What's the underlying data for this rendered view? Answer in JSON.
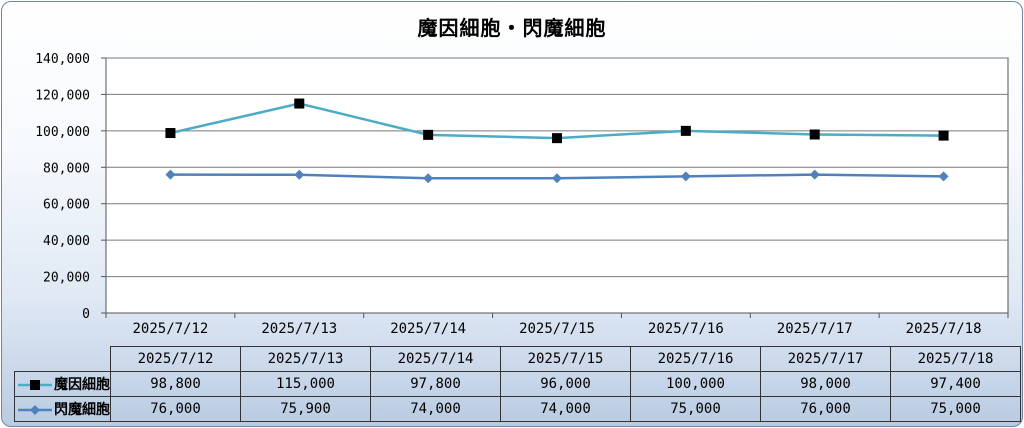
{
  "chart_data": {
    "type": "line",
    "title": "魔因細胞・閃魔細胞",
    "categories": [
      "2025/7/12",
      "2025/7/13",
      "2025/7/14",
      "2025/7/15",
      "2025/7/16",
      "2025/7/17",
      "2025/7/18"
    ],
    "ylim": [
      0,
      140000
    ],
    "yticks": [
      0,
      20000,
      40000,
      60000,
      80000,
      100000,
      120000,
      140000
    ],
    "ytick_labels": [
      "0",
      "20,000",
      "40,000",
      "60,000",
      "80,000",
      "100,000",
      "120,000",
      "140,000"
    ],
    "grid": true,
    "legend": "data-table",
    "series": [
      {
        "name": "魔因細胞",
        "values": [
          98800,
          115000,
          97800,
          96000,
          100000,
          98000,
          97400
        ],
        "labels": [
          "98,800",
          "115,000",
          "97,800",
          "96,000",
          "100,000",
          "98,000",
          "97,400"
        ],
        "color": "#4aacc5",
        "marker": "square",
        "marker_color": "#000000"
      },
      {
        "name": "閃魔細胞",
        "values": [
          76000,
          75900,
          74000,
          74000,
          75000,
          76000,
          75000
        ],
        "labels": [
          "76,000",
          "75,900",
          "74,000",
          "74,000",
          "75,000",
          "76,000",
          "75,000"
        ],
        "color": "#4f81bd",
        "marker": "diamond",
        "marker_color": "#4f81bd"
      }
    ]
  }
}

————————

EXERCISE BRIEF
Write out each entry exactly as given, but skip the pictures.

COMPLETE ANSWER
What's the underlying data for this rendered view? Answer in JSON.
{
  "chart_data": {
    "type": "line",
    "title": "魔因細胞・閃魔細胞",
    "categories": [
      "2025/7/12",
      "2025/7/13",
      "2025/7/14",
      "2025/7/15",
      "2025/7/16",
      "2025/7/17",
      "2025/7/18"
    ],
    "ylim": [
      0,
      140000
    ],
    "yticks": [
      0,
      20000,
      40000,
      60000,
      80000,
      100000,
      120000,
      140000
    ],
    "ytick_labels": [
      "0",
      "20,000",
      "40,000",
      "60,000",
      "80,000",
      "100,000",
      "120,000",
      "140,000"
    ],
    "grid": true,
    "legend": "data-table",
    "series": [
      {
        "name": "魔因細胞",
        "values": [
          98800,
          115000,
          97800,
          96000,
          100000,
          98000,
          97400
        ],
        "labels": [
          "98,800",
          "115,000",
          "97,800",
          "96,000",
          "100,000",
          "98,000",
          "97,400"
        ],
        "color": "#4aacc5",
        "marker": "square",
        "marker_color": "#000000"
      },
      {
        "name": "閃魔細胞",
        "values": [
          76000,
          75900,
          74000,
          74000,
          75000,
          76000,
          75000
        ],
        "labels": [
          "76,000",
          "75,900",
          "74,000",
          "74,000",
          "75,000",
          "76,000",
          "75,000"
        ],
        "color": "#4f81bd",
        "marker": "diamond",
        "marker_color": "#4f81bd"
      }
    ]
  }
}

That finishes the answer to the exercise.